#### [WHAT YOU SHOULD DO]
Consider the records below. How many of their lines include the word "bottom"? State the number and nothing else.

──────── DATA TO PROCESS ────────

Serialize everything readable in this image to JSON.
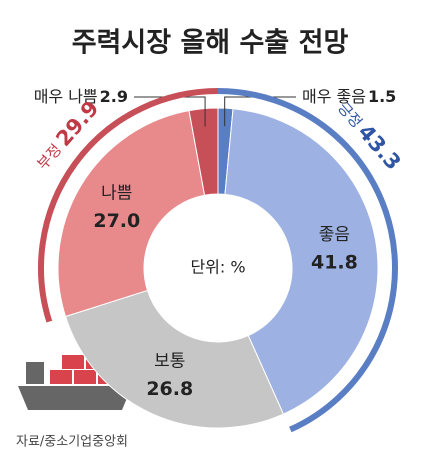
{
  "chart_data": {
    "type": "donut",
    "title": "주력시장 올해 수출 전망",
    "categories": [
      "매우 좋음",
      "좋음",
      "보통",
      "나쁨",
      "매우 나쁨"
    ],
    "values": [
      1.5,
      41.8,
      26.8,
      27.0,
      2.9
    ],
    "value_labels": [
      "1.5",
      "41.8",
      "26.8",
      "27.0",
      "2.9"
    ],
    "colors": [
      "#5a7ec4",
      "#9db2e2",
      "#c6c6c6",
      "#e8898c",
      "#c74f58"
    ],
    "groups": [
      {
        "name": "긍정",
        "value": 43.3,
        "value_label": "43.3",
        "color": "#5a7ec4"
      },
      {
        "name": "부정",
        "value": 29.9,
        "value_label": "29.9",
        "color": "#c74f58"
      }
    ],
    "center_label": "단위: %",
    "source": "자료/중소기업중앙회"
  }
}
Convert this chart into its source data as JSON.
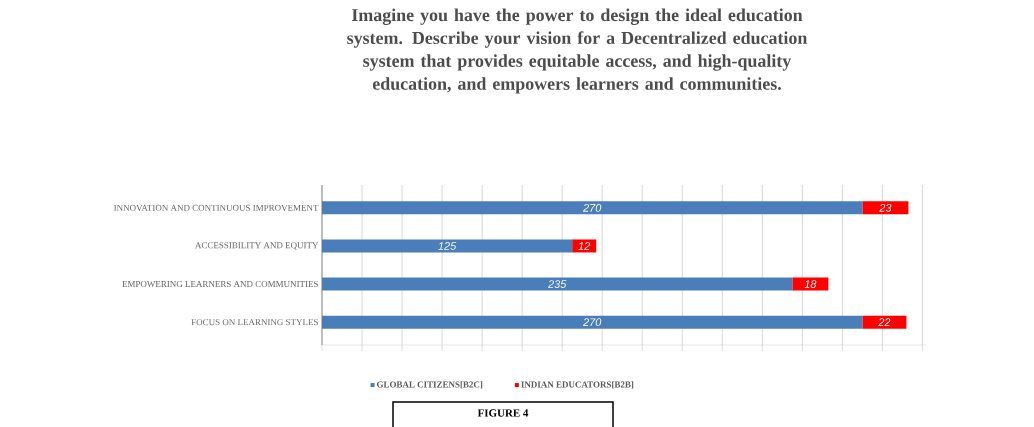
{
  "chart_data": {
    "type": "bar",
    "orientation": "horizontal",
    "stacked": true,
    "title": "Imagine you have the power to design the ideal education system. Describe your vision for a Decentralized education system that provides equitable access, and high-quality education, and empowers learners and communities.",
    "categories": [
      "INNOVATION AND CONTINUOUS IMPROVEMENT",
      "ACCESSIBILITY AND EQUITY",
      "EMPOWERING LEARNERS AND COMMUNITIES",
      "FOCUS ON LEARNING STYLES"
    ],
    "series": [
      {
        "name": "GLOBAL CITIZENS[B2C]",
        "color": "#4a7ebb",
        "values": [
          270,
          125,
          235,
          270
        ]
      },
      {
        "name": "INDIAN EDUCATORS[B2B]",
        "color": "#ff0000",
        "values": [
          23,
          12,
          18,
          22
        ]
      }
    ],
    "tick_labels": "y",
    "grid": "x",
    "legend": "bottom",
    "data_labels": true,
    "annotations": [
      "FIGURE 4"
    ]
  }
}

────────
──────── DATA TO PROCESS ────────

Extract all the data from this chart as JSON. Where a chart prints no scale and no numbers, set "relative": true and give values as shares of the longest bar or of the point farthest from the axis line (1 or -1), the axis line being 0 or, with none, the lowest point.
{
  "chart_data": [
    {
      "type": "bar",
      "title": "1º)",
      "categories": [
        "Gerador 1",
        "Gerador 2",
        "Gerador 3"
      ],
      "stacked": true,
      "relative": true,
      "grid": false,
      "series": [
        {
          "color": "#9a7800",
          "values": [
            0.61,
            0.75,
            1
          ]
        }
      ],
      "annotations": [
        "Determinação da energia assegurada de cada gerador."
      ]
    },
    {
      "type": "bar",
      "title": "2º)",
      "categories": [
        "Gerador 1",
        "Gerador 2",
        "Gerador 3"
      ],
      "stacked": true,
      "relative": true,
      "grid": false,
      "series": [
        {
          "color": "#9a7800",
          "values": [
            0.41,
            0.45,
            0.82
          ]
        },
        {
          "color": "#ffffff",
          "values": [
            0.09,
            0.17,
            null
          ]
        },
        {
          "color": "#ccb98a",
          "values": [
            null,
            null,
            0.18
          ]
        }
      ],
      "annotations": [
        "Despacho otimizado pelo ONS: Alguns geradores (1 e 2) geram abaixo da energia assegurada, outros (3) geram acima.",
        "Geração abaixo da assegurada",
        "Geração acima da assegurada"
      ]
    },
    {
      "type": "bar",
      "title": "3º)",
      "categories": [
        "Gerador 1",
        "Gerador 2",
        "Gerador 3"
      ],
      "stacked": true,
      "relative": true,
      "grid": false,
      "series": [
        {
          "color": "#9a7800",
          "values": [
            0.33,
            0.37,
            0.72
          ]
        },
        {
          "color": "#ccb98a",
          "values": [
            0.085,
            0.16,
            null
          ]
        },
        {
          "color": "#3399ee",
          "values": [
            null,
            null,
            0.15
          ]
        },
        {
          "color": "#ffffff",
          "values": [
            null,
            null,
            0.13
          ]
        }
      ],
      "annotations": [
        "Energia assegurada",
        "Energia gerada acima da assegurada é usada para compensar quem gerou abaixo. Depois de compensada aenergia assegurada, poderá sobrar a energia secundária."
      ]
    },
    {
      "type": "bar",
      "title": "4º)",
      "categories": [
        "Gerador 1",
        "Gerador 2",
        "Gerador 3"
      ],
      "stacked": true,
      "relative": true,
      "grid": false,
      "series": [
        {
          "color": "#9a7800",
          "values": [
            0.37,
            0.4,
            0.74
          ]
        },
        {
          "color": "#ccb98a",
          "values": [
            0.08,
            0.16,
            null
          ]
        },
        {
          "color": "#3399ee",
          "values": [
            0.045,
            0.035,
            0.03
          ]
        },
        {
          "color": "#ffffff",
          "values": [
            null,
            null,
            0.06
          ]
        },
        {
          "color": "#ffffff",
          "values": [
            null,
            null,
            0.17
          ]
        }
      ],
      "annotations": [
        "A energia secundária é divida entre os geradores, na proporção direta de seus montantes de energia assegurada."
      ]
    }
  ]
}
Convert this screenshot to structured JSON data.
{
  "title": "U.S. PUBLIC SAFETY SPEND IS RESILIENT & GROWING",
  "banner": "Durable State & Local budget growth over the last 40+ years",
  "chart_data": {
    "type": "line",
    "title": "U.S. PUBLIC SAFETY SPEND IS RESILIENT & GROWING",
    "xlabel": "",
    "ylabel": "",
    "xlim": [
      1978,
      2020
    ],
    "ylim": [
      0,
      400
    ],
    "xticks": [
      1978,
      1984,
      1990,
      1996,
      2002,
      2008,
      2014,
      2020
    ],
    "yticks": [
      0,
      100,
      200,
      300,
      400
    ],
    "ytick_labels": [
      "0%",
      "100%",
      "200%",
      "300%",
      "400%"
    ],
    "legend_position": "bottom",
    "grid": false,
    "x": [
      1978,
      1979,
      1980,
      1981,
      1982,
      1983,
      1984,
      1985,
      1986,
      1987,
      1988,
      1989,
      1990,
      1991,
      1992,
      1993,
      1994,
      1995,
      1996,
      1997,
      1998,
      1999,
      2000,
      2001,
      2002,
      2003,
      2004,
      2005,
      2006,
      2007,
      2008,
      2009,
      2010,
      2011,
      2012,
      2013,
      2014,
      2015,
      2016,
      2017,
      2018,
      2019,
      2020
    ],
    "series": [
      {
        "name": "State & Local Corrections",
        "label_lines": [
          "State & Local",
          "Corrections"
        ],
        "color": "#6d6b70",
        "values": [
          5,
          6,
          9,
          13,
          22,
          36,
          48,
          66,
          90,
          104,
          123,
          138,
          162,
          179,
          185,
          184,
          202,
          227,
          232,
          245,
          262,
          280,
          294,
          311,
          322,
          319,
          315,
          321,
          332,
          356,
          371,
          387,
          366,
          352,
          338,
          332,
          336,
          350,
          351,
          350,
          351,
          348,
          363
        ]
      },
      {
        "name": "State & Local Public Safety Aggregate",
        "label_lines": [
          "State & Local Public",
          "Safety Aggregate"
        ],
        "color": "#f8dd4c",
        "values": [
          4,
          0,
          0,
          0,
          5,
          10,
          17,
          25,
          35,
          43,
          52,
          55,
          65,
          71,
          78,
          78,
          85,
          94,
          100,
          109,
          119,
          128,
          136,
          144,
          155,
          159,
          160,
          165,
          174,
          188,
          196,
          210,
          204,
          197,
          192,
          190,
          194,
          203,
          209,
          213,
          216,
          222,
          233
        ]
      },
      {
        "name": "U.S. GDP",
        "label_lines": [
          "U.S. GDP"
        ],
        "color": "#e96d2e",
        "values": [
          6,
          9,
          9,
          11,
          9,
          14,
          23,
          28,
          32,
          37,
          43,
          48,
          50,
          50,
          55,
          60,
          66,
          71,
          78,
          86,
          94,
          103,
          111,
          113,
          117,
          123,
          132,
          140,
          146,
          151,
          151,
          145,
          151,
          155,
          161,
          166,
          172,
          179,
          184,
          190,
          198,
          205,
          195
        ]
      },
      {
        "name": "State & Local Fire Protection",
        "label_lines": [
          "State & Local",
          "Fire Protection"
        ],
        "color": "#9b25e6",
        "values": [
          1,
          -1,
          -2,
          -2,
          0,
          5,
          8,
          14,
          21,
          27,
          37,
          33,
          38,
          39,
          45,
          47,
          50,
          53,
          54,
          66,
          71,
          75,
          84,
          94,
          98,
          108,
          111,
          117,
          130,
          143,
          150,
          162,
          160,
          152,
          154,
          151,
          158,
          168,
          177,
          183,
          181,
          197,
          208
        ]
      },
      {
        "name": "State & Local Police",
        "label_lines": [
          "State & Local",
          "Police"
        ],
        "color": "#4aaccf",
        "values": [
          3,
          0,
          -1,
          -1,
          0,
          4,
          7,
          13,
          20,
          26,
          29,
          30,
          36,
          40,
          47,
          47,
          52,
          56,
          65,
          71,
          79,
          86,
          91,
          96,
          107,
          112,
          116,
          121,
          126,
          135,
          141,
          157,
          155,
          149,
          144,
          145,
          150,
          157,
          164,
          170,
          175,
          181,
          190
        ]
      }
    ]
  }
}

────────
──────── DATA TO PROCESS ────────

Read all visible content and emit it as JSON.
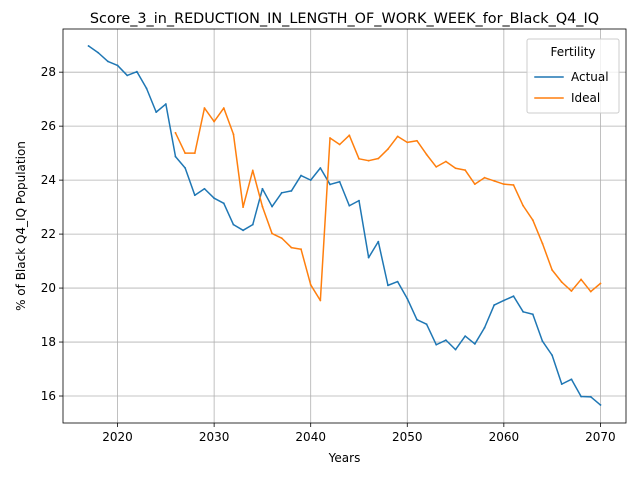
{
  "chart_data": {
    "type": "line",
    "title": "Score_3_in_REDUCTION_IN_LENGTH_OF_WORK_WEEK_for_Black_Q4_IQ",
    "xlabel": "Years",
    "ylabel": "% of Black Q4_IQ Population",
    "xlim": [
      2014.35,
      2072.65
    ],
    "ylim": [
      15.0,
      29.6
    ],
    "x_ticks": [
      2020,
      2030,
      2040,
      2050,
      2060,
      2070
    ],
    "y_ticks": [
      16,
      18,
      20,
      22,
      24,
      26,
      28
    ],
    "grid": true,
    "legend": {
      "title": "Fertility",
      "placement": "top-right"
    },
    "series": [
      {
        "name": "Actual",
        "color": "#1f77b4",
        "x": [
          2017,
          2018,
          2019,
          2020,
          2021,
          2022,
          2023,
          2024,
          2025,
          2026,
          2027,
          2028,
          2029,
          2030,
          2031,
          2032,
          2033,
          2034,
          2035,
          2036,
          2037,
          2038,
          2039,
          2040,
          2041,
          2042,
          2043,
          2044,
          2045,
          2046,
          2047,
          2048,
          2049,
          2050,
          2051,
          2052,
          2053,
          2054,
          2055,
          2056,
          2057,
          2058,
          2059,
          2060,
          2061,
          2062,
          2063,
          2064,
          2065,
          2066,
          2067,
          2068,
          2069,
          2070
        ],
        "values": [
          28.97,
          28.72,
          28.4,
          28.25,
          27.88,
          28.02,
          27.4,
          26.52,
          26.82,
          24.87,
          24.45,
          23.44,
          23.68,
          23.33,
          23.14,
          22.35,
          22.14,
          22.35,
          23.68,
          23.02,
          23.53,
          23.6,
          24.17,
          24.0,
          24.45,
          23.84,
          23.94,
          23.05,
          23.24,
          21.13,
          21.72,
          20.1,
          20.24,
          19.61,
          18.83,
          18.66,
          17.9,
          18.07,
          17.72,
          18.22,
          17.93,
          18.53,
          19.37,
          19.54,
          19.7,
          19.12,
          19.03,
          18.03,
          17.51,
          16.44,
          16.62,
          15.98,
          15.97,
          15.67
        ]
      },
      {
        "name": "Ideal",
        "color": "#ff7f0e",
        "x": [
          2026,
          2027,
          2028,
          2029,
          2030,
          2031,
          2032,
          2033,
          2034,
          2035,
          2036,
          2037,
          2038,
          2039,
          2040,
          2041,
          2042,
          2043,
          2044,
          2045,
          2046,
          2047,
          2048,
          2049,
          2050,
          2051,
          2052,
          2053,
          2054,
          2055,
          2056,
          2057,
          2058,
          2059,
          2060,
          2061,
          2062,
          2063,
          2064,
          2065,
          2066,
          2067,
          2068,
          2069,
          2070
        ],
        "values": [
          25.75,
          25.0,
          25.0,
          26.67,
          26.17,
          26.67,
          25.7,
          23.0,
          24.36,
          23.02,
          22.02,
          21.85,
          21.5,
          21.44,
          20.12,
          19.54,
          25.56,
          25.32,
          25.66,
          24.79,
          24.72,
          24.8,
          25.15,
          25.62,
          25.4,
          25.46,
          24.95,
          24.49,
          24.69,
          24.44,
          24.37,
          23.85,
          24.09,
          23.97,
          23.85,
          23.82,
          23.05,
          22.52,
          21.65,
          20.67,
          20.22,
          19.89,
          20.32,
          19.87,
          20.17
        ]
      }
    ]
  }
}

────────

#### [COMPLETED EXERCISE]
2